Show, in full, each line of the data that contains "Méndez".

______________________________

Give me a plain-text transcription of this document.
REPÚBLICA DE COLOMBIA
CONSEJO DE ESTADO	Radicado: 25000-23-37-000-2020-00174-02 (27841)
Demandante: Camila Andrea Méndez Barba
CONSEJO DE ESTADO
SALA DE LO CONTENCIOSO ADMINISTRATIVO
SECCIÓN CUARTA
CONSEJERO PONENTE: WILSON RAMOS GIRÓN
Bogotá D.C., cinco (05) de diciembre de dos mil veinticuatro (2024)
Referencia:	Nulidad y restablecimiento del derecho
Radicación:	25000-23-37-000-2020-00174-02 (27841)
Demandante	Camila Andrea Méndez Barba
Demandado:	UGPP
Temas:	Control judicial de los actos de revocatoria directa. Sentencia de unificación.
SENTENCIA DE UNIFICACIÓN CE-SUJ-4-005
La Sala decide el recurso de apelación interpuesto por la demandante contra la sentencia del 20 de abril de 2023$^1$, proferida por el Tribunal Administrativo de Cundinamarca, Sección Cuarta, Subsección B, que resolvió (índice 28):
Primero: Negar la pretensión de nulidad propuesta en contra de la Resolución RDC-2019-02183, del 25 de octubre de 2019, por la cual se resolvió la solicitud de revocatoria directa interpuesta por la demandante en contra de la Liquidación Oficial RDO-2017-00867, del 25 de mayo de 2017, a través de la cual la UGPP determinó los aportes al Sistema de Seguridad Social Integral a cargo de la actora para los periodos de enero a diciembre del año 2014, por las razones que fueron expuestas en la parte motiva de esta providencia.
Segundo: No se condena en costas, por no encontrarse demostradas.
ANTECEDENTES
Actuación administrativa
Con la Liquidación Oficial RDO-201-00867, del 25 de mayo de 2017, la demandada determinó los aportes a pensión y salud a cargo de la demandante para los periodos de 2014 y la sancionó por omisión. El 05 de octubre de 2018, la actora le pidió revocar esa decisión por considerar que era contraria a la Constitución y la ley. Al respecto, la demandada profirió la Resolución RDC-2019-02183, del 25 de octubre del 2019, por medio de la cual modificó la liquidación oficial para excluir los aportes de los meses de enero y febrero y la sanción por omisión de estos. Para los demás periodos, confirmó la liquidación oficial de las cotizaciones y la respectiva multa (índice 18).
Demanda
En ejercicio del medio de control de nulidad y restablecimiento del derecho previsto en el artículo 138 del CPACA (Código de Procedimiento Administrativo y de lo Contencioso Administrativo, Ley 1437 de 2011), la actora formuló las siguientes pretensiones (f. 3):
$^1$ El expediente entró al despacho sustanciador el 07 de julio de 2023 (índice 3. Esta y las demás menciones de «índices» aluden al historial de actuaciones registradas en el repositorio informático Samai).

______________________________

§ Answer for the task
Demandante: Camila Andrea Méndez Barba
Demandante	Camila Andrea Méndez Barba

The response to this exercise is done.